*WORK TO DO*: Your answer should be a single number: the count of lines that hold the word "不正确的一项是".
◇ ◇ ◇ ◇ ◇
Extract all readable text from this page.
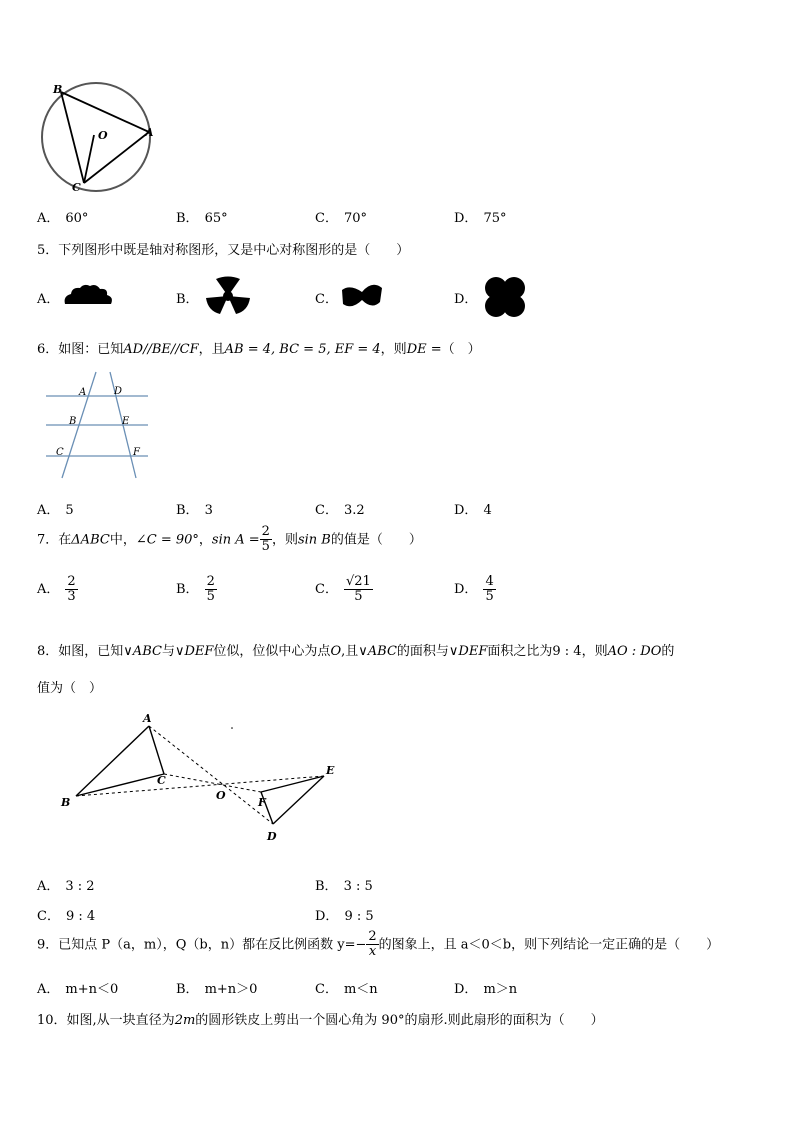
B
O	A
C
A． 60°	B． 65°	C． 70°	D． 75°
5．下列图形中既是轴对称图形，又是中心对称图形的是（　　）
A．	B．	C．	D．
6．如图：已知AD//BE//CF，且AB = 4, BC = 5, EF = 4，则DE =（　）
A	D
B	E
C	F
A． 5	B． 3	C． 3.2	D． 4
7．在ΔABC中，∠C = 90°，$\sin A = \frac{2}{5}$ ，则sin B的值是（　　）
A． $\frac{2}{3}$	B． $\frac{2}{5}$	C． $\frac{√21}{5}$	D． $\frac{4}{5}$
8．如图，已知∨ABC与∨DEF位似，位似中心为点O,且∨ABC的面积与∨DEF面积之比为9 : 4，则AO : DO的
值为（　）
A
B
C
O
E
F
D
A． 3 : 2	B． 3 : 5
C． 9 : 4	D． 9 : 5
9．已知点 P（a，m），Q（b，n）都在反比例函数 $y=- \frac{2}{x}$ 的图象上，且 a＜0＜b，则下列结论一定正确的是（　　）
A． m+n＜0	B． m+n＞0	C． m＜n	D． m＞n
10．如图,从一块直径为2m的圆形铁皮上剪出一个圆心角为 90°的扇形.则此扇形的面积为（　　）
◇ ◇ ◇ ◇ ◇
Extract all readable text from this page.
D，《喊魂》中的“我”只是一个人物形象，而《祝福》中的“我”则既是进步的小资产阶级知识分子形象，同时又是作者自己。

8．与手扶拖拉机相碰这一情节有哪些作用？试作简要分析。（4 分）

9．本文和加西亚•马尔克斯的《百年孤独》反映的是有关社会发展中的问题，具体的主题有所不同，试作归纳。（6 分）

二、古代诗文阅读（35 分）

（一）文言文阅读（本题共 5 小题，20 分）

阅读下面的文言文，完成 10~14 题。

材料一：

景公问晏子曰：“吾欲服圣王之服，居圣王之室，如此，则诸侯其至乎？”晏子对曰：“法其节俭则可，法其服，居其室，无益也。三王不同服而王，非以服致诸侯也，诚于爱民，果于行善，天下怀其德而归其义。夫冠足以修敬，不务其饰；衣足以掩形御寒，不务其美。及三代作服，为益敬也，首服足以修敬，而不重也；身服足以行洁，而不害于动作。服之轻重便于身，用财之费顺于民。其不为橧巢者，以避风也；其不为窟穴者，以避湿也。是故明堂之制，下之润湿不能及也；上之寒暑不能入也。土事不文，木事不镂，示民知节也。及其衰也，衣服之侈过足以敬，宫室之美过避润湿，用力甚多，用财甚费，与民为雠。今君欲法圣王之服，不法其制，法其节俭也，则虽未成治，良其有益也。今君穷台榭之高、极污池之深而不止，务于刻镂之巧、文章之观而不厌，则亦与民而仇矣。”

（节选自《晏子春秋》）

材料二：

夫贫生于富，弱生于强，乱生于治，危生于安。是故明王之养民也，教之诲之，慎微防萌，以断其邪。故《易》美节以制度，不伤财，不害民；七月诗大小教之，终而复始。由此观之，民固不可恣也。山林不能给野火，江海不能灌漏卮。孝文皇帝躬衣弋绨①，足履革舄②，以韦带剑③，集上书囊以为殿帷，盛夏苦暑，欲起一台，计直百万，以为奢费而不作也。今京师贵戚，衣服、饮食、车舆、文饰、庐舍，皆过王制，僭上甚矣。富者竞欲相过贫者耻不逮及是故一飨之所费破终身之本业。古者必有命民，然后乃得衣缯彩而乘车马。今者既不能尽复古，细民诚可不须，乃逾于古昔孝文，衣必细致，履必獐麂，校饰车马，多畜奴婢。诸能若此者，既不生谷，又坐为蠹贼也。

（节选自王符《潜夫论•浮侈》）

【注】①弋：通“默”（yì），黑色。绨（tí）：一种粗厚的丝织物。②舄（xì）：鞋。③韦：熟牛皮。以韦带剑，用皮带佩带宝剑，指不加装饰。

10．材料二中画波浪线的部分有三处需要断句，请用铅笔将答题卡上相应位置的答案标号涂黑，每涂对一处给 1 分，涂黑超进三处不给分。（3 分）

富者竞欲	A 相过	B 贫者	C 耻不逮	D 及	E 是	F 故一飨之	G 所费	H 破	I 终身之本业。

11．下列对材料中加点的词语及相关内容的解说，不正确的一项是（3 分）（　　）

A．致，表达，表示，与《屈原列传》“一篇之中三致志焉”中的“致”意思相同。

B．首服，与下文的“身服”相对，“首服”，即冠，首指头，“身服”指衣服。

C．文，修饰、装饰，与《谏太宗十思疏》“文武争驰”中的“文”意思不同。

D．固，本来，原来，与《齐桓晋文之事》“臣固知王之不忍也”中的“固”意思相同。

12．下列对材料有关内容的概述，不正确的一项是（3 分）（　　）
◇ ◇ ◇ ◇ ◇
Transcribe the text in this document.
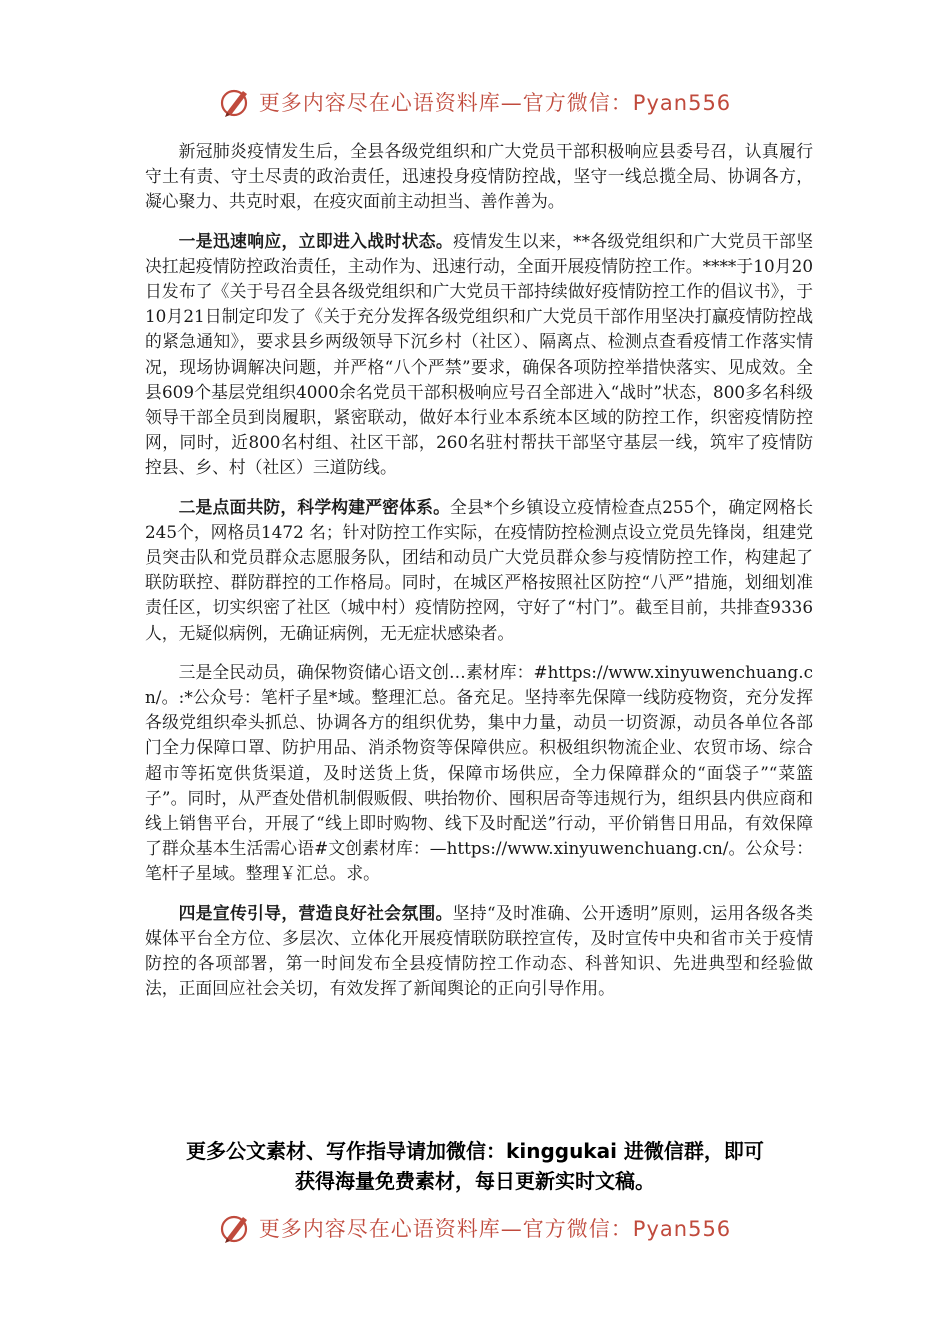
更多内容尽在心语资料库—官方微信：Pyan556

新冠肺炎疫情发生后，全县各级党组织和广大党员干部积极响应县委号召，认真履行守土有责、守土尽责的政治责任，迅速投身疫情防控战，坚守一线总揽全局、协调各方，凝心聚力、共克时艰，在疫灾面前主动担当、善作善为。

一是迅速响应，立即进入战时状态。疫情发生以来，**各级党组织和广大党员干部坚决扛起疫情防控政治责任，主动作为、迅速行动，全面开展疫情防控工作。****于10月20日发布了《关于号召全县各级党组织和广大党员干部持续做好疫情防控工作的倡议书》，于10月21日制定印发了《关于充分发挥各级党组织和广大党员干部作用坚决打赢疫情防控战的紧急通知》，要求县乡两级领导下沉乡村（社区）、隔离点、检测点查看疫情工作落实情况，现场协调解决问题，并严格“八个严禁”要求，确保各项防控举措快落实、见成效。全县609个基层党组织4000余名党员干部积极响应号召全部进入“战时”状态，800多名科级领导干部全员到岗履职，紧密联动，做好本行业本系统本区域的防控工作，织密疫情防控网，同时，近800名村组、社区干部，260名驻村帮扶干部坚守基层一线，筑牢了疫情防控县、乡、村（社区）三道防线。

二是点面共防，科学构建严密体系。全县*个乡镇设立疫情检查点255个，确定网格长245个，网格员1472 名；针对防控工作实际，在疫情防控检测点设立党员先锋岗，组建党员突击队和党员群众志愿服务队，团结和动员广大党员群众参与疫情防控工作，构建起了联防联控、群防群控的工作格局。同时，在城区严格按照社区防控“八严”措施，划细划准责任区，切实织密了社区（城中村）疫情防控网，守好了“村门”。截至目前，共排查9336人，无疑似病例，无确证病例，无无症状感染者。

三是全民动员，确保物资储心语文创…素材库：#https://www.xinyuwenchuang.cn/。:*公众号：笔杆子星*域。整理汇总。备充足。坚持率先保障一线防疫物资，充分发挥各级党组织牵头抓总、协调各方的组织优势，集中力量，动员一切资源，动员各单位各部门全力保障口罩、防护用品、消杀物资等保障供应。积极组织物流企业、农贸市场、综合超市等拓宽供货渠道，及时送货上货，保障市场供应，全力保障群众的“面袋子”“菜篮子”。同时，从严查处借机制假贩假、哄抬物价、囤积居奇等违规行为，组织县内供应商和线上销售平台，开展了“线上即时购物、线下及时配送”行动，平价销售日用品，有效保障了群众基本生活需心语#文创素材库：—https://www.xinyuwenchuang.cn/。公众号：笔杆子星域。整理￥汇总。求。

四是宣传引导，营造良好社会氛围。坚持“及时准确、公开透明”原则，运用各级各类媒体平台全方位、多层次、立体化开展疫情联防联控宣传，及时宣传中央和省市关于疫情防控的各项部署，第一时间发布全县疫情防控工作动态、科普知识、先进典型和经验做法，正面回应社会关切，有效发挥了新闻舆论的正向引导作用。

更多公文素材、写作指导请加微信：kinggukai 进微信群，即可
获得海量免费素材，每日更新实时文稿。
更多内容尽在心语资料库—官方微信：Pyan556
◇ ◇ ◇ ◇ ◇
*TASK RESULT*: 2